Write out the records below again, replacing every "menu-item-label" with "menu-label" and leaving everything else unchanged.

====== DATA

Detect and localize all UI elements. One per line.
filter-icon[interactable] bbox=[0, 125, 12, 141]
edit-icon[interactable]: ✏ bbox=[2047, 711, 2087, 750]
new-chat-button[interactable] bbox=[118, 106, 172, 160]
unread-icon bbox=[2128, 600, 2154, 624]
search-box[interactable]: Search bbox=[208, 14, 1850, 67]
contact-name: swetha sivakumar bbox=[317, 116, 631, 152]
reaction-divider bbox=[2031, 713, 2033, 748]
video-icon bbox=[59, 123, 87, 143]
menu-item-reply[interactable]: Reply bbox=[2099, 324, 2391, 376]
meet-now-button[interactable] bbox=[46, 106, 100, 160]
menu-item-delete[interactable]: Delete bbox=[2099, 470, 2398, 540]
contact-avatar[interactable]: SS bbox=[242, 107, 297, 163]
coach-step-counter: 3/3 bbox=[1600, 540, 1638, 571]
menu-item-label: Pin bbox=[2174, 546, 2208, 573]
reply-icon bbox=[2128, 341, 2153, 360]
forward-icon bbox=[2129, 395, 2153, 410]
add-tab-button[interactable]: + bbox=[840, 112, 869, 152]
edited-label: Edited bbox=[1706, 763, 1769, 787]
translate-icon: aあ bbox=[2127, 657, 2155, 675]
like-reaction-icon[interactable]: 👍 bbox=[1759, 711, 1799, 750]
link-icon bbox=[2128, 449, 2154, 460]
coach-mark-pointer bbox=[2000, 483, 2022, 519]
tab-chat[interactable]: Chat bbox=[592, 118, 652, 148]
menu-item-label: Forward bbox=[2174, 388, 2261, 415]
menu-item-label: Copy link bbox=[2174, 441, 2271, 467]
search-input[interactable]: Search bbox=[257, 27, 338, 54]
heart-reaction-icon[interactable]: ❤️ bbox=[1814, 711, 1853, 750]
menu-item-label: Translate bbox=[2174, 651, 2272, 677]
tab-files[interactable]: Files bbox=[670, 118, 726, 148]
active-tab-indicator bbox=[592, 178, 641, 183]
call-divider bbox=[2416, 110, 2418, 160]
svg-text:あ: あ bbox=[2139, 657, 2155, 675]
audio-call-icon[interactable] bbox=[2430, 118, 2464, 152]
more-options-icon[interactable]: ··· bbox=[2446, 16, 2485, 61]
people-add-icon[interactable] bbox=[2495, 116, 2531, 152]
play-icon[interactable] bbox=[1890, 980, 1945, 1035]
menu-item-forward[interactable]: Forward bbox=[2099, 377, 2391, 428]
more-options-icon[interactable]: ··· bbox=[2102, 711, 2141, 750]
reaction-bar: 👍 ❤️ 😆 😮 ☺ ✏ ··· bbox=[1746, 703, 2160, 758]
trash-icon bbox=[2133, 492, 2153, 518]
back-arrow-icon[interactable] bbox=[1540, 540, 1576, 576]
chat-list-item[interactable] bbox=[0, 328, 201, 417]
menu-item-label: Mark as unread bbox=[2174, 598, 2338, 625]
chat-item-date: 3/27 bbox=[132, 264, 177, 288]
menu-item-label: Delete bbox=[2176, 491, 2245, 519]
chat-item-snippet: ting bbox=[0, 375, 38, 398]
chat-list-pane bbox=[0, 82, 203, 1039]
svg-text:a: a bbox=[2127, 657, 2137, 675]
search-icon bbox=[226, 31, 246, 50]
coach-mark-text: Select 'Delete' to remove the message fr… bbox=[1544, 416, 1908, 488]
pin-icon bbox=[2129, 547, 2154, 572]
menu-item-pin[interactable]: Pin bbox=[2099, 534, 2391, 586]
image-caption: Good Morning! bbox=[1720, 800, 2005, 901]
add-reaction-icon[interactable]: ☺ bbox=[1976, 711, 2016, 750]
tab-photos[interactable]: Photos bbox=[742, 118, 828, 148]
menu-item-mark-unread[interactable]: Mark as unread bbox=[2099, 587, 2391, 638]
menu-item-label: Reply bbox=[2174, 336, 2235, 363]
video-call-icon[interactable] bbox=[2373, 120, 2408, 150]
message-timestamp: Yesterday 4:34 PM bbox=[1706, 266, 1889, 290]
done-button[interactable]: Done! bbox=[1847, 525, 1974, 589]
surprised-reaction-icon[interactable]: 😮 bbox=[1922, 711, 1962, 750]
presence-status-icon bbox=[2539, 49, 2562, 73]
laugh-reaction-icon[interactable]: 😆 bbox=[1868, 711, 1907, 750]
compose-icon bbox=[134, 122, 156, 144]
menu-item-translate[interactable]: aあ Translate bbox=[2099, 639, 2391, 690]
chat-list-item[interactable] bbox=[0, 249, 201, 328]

============

# RESPONSE TO THE EXERCISE
Detect and localize all UI elements. One per line.
filter-icon[interactable] bbox=[0, 125, 12, 141]
edit-icon[interactable]: ✏ bbox=[2047, 711, 2087, 750]
new-chat-button[interactable] bbox=[118, 106, 172, 160]
unread-icon bbox=[2128, 600, 2154, 624]
search-box[interactable]: Search bbox=[208, 14, 1850, 67]
contact-name: swetha sivakumar bbox=[317, 116, 631, 152]
reaction-divider bbox=[2031, 713, 2033, 748]
video-icon bbox=[59, 123, 87, 143]
menu-item-reply[interactable]: Reply bbox=[2099, 324, 2391, 376]
meet-now-button[interactable] bbox=[46, 106, 100, 160]
menu-item-delete[interactable]: Delete bbox=[2099, 470, 2398, 540]
contact-avatar[interactable]: SS bbox=[242, 107, 297, 163]
coach-step-counter: 3/3 bbox=[1600, 540, 1638, 571]
menu-label: Pin bbox=[2174, 546, 2208, 573]
reply-icon bbox=[2128, 341, 2153, 360]
forward-icon bbox=[2129, 395, 2153, 410]
add-tab-button[interactable]: + bbox=[840, 112, 869, 152]
edited-label: Edited bbox=[1706, 763, 1769, 787]
translate-icon: aあ bbox=[2127, 657, 2155, 675]
like-reaction-icon[interactable]: 👍 bbox=[1759, 711, 1799, 750]
link-icon bbox=[2128, 449, 2154, 460]
coach-mark-pointer bbox=[2000, 483, 2022, 519]
tab-chat[interactable]: Chat bbox=[592, 118, 652, 148]
menu-label: Forward bbox=[2174, 388, 2261, 415]
menu-label: Copy link bbox=[2174, 441, 2271, 467]
search-input[interactable]: Search bbox=[257, 27, 338, 54]
heart-reaction-icon[interactable]: ❤️ bbox=[1814, 711, 1853, 750]
menu-label: Translate bbox=[2174, 651, 2272, 677]
tab-files[interactable]: Files bbox=[670, 118, 726, 148]
active-tab-indicator bbox=[592, 178, 641, 183]
call-divider bbox=[2416, 110, 2418, 160]
svg-text:あ: あ bbox=[2139, 657, 2155, 675]
audio-call-icon[interactable] bbox=[2430, 118, 2464, 152]
more-options-icon[interactable]: ··· bbox=[2446, 16, 2485, 61]
people-add-icon[interactable] bbox=[2495, 116, 2531, 152]
play-icon[interactable] bbox=[1890, 980, 1945, 1035]
menu-item-forward[interactable]: Forward bbox=[2099, 377, 2391, 428]
more-options-icon[interactable]: ··· bbox=[2102, 711, 2141, 750]
reaction-bar: 👍 ❤️ 😆 😮 ☺ ✏ ··· bbox=[1746, 703, 2160, 758]
trash-icon bbox=[2133, 492, 2153, 518]
back-arrow-icon[interactable] bbox=[1540, 540, 1576, 576]
chat-list-item[interactable] bbox=[0, 328, 201, 417]
menu-label: Mark as unread bbox=[2174, 598, 2338, 625]
chat-item-date: 3/27 bbox=[132, 264, 177, 288]
menu-label: Delete bbox=[2176, 491, 2245, 519]
chat-item-snippet: ting bbox=[0, 375, 38, 398]
chat-list-pane bbox=[0, 82, 203, 1039]
svg-text:a: a bbox=[2127, 657, 2137, 675]
search-icon bbox=[226, 31, 246, 50]
coach-mark-text: Select 'Delete' to remove the message fr… bbox=[1544, 416, 1908, 488]
pin-icon bbox=[2129, 547, 2154, 572]
menu-item-pin[interactable]: Pin bbox=[2099, 534, 2391, 586]
image-caption: Good Morning! bbox=[1720, 800, 2005, 901]
add-reaction-icon[interactable]: ☺ bbox=[1976, 711, 2016, 750]
tab-photos[interactable]: Photos bbox=[742, 118, 828, 148]
menu-item-mark-unread[interactable]: Mark as unread bbox=[2099, 587, 2391, 638]
menu-label: Reply bbox=[2174, 336, 2235, 363]
video-call-icon[interactable] bbox=[2373, 120, 2408, 150]
message-timestamp: Yesterday 4:34 PM bbox=[1706, 266, 1889, 290]
done-button[interactable]: Done! bbox=[1847, 525, 1974, 589]
surprised-reaction-icon[interactable]: 😮 bbox=[1922, 711, 1962, 750]
presence-status-icon bbox=[2539, 49, 2562, 73]
laugh-reaction-icon[interactable]: 😆 bbox=[1868, 711, 1907, 750]
compose-icon bbox=[134, 122, 156, 144]
menu-item-translate[interactable]: aあ Translate bbox=[2099, 639, 2391, 690]
chat-list-item[interactable] bbox=[0, 249, 201, 328]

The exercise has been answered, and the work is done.